● Exercise description
Copy out every record below with complete accuracy.

===============

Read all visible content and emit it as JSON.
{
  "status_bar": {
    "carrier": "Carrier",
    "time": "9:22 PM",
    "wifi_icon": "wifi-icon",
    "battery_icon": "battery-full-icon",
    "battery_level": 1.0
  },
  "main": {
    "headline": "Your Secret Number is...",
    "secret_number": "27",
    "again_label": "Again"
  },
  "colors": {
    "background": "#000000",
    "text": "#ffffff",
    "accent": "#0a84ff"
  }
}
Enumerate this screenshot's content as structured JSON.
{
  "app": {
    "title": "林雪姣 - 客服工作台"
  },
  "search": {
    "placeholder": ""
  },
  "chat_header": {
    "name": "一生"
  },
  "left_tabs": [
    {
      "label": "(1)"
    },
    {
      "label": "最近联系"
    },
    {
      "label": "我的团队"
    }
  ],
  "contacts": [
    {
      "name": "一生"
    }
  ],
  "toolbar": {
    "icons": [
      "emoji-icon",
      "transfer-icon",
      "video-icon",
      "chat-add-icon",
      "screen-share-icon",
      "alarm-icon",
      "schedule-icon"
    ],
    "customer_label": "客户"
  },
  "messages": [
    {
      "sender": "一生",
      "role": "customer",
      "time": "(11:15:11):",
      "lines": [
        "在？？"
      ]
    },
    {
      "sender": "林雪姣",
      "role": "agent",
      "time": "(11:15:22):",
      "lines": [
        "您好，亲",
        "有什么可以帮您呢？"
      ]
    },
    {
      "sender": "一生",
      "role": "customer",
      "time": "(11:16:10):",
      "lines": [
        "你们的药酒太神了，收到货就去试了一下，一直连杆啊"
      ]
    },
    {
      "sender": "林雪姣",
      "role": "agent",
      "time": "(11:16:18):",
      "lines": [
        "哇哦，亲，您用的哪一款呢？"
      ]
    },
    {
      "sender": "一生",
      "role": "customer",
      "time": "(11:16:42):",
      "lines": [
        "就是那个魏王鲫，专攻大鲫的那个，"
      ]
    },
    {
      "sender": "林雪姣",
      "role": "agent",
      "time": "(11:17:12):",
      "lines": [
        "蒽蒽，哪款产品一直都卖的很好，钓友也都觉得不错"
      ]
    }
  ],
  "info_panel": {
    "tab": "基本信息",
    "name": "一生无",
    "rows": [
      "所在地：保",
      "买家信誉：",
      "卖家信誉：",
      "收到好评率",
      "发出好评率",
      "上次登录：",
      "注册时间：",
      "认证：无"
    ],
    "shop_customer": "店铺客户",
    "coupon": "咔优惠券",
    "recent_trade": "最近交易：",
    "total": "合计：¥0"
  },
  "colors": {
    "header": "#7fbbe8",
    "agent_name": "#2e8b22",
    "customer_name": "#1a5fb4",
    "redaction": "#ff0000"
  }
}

===============

● Complete answer
Read all visible content and emit it as JSON.
{
  "status_bar": {
    "carrier": "Carrier",
    "time": "9:22 PM",
    "wifi_icon": "wifi-icon",
    "battery_icon": "battery-full-icon",
    "battery_level": 1.0
  },
  "main": {
    "headline": "Your Secret Number is...",
    "secret_number": "27",
    "again_label": "Again"
  },
  "colors": {
    "background": "#000000",
    "text": "#ffffff",
    "accent": "#0a84ff"
  }
}
Enumerate this screenshot's content as structured JSON.
{
  "app": {
    "title": "林雪姣 - 客服工作台"
  },
  "search": {
    "placeholder": ""
  },
  "chat_header": {
    "name": "一生"
  },
  "left_tabs": [
    {
      "label": "(1)"
    },
    {
      "label": "最近联系"
    },
    {
      "label": "我的团队"
    }
  ],
  "contacts": [
    {
      "name": "一生"
    }
  ],
  "toolbar": {
    "icons": [
      "emoji-icon",
      "transfer-icon",
      "video-icon",
      "chat-add-icon",
      "screen-share-icon",
      "alarm-icon",
      "schedule-icon"
    ],
    "customer_label": "客户"
  },
  "messages": [
    {
      "sender": "一生",
      "role": "customer",
      "time": "(11:15:11):",
      "lines": [
        "在？？"
      ]
    },
    {
      "sender": "林雪姣",
      "role": "agent",
      "time": "(11:15:22):",
      "lines": [
        "您好，亲",
        "有什么可以帮您呢？"
      ]
    },
    {
      "sender": "一生",
      "role": "customer",
      "time": "(11:16:10):",
      "lines": [
        "你们的药酒太神了，收到货就去试了一下，一直连杆啊"
      ]
    },
    {
      "sender": "林雪姣",
      "role": "agent",
      "time": "(11:16:18):",
      "lines": [
        "哇哦，亲，您用的哪一款呢？"
      ]
    },
    {
      "sender": "一生",
      "role": "customer",
      "time": "(11:16:42):",
      "lines": [
        "就是那个魏王鲫，专攻大鲫的那个，"
      ]
    },
    {
      "sender": "林雪姣",
      "role": "agent",
      "time": "(11:17:12):",
      "lines": [
        "蒽蒽，哪款产品一直都卖的很好，钓友也都觉得不错"
      ]
    }
  ],
  "info_panel": {
    "tab": "基本信息",
    "name": "一生无",
    "rows": [
      "所在地：保",
      "买家信誉：",
      "卖家信誉：",
      "收到好评率",
      "发出好评率",
      "上次登录：",
      "注册时间：",
      "认证：无"
    ],
    "shop_customer": "店铺客户",
    "coupon": "咔优惠券",
    "recent_trade": "最近交易：",
    "total": "合计：¥0"
  },
  "colors": {
    "header": "#7fbbe8",
    "agent_name": "#2e8b22",
    "customer_name": "#1a5fb4",
    "redaction": "#ff0000"
  }
}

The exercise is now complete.